From the data that follows, report how many lines hold the string "city", giving only the number.
■ ■ ■ ■
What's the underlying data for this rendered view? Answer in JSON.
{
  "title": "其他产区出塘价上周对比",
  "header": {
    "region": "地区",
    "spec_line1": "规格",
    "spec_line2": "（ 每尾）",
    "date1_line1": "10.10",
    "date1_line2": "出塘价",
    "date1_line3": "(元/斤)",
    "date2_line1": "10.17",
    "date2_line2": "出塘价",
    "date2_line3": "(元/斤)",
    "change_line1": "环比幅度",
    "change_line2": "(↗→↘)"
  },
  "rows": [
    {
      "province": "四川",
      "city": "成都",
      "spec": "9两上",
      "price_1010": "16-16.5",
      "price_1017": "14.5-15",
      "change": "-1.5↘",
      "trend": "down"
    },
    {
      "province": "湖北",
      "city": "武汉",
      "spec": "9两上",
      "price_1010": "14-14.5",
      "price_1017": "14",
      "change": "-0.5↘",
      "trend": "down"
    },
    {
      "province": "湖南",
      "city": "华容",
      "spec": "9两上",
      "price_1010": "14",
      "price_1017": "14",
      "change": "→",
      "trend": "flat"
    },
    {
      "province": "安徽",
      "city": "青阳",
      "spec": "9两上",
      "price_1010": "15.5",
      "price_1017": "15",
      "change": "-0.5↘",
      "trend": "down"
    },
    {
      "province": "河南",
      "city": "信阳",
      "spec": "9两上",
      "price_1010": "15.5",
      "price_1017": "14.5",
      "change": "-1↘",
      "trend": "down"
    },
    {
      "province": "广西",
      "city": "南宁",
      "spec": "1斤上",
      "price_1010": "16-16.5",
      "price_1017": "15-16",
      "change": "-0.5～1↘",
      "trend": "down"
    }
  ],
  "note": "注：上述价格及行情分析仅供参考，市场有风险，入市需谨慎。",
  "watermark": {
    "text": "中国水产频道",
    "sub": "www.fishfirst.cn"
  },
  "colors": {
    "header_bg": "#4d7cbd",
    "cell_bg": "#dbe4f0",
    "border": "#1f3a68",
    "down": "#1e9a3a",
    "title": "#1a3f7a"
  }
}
■ ■ ■ ■
◆ RESPONSE TO THE TASK
6